• WHAT YOU NEED TO DO
Determine how many lines hold "bonos" and give only that number.

• ENTRIES PROVIDED

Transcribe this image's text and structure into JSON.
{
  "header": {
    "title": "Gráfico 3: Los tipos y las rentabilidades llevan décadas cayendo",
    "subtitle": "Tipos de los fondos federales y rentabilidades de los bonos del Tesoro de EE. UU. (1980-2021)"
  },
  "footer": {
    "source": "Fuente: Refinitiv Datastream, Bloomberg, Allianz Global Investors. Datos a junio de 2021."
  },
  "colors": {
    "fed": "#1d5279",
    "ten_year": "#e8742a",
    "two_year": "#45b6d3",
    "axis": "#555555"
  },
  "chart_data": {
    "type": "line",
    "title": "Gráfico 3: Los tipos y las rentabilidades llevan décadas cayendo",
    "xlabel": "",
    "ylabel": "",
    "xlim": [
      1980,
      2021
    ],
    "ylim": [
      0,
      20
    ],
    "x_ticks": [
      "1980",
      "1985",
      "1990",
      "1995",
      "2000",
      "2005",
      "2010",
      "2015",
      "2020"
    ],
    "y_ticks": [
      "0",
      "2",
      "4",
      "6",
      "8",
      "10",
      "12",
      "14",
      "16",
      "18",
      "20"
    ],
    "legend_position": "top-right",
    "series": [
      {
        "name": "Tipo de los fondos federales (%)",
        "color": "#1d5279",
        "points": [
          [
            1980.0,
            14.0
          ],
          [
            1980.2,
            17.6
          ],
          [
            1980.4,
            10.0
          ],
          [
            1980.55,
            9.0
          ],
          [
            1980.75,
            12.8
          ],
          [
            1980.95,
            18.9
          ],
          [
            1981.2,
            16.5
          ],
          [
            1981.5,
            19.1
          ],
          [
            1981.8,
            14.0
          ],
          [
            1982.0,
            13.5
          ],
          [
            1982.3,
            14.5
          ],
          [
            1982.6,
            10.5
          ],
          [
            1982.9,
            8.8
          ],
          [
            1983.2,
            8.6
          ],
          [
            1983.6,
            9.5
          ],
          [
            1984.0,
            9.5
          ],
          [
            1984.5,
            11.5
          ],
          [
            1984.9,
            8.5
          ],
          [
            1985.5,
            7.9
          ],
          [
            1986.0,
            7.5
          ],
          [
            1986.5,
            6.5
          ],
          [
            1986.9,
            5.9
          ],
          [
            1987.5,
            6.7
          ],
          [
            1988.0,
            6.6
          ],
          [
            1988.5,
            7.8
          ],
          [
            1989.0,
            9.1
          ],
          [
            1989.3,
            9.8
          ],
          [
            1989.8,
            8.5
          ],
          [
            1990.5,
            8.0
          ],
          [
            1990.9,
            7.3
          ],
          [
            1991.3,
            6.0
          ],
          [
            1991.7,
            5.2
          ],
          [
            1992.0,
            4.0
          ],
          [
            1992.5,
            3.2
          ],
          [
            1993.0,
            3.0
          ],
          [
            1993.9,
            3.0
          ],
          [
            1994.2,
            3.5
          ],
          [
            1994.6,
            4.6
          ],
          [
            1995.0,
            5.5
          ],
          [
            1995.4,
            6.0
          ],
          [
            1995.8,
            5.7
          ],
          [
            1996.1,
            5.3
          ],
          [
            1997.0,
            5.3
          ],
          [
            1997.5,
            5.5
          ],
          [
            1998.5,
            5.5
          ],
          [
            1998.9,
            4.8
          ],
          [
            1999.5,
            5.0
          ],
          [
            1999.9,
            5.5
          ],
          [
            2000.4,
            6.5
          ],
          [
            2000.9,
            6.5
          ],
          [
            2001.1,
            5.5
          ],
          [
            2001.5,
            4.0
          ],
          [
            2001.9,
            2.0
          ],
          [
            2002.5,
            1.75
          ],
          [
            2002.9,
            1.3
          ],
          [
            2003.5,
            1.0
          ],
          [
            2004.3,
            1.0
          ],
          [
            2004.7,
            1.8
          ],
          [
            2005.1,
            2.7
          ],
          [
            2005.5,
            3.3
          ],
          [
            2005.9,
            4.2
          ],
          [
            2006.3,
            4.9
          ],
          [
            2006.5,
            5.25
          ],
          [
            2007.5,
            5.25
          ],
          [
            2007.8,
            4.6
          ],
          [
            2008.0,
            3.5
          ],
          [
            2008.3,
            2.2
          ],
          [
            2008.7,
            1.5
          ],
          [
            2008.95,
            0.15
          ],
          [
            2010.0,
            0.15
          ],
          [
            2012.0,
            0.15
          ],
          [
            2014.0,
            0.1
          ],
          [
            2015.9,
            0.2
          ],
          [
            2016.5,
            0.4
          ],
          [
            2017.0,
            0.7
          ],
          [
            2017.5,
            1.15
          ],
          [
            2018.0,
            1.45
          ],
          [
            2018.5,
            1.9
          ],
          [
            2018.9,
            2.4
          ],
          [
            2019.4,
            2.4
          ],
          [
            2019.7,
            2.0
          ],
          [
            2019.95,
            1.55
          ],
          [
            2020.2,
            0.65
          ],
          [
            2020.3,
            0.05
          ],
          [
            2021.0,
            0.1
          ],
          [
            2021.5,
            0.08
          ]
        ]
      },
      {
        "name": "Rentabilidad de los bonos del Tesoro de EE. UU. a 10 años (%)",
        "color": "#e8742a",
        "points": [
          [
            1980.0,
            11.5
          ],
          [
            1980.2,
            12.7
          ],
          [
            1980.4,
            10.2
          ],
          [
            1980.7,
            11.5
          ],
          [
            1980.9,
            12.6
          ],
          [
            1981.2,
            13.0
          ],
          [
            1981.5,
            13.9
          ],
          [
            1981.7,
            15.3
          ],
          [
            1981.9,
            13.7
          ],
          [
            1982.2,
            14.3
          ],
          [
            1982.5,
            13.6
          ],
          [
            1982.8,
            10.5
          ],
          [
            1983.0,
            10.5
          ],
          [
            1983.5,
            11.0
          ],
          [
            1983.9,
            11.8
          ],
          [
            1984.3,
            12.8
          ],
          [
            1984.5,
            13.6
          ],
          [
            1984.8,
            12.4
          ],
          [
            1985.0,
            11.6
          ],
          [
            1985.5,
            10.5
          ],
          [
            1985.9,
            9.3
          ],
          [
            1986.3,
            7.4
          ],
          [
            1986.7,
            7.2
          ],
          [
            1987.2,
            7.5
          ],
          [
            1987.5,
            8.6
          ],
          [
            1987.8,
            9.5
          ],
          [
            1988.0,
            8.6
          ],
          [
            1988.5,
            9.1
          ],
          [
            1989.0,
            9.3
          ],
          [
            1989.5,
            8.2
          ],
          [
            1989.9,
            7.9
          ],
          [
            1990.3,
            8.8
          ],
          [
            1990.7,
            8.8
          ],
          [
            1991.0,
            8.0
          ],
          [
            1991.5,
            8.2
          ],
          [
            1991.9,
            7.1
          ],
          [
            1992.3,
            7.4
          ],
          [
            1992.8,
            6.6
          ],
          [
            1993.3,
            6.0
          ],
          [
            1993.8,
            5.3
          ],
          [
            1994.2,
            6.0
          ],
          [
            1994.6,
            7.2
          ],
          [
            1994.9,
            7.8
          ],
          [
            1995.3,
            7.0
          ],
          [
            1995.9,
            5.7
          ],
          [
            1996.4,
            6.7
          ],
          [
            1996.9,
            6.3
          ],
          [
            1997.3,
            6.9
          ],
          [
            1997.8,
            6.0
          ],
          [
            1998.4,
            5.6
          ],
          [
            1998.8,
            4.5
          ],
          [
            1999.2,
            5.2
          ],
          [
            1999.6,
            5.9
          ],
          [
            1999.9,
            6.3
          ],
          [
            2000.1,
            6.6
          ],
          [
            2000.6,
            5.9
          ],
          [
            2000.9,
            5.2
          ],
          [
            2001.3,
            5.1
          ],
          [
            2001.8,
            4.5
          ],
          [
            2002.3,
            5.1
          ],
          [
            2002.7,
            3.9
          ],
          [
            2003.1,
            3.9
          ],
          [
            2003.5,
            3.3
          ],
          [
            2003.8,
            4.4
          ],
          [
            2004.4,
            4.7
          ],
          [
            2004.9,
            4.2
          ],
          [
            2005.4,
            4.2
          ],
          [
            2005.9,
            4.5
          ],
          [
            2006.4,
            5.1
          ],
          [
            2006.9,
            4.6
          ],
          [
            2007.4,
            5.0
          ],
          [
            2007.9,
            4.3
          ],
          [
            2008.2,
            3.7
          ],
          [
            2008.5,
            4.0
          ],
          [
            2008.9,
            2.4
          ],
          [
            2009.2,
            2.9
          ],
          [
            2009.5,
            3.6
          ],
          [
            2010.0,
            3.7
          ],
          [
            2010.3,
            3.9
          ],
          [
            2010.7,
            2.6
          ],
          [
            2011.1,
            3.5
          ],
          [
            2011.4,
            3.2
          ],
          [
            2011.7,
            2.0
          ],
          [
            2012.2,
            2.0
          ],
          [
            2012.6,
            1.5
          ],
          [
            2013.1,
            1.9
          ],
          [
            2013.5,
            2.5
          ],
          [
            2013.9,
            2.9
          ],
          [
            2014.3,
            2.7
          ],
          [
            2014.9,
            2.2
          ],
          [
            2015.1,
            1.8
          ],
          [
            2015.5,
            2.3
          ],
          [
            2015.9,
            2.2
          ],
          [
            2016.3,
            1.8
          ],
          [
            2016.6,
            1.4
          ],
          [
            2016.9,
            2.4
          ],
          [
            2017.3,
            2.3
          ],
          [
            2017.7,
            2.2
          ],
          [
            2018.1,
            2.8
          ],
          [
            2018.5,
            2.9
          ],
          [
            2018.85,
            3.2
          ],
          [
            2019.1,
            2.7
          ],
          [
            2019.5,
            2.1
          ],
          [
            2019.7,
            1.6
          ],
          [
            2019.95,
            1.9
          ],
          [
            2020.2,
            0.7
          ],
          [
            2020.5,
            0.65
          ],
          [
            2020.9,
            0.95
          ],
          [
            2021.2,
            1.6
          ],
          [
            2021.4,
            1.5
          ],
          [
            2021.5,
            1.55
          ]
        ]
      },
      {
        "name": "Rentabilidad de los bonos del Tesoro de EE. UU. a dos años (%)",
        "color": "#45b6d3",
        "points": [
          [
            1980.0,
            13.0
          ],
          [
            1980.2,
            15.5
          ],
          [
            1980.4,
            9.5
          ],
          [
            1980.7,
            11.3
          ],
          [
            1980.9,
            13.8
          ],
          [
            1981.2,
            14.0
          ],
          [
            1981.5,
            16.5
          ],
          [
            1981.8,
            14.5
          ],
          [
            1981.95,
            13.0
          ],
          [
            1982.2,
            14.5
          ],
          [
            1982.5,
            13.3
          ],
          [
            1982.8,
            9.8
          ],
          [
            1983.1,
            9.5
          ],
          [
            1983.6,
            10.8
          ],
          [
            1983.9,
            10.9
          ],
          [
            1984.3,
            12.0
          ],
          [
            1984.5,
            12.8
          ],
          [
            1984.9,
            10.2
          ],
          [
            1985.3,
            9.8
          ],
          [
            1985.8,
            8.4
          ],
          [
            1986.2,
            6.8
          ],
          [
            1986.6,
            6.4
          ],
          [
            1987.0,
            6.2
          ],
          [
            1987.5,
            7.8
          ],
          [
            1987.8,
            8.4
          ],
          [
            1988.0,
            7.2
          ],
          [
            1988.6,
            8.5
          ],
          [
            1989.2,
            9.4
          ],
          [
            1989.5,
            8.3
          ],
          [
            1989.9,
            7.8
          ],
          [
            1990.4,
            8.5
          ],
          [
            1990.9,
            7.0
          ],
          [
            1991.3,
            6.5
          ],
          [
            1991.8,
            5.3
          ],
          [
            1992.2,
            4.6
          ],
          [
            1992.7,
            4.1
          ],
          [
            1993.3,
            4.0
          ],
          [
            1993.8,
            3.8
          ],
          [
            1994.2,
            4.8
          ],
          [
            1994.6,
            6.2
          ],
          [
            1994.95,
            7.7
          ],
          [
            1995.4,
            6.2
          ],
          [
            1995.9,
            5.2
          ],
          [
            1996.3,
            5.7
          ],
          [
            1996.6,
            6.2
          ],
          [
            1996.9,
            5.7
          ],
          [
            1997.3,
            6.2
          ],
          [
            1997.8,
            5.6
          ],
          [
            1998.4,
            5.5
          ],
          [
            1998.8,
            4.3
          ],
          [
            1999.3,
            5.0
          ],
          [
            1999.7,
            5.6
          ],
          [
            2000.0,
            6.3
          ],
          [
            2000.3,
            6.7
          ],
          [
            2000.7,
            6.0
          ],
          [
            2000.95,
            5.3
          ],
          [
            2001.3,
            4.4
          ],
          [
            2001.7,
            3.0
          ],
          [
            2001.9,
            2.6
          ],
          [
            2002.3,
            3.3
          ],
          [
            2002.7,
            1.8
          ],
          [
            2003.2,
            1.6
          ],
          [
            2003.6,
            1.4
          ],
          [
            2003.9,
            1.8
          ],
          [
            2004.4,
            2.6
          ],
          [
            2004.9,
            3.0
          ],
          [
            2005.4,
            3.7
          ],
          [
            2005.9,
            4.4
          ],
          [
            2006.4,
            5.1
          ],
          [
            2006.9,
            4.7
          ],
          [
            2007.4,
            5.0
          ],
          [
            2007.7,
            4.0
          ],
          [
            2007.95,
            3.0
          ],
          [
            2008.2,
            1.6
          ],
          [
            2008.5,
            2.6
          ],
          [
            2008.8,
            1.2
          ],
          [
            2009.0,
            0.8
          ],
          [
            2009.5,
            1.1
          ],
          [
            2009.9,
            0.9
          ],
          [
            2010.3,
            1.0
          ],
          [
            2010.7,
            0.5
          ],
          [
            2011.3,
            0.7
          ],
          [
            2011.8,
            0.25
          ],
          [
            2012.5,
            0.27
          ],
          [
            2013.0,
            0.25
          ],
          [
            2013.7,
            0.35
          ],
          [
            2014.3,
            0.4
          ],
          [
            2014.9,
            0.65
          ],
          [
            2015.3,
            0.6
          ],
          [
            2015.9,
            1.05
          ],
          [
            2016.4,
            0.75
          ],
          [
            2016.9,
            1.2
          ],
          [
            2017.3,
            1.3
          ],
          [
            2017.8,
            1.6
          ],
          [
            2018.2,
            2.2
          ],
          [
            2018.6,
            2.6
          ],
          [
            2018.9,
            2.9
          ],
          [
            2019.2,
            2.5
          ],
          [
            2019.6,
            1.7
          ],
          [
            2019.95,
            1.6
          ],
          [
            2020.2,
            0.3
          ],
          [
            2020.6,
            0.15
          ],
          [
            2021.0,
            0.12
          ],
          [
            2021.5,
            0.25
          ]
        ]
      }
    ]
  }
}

• REPLY
3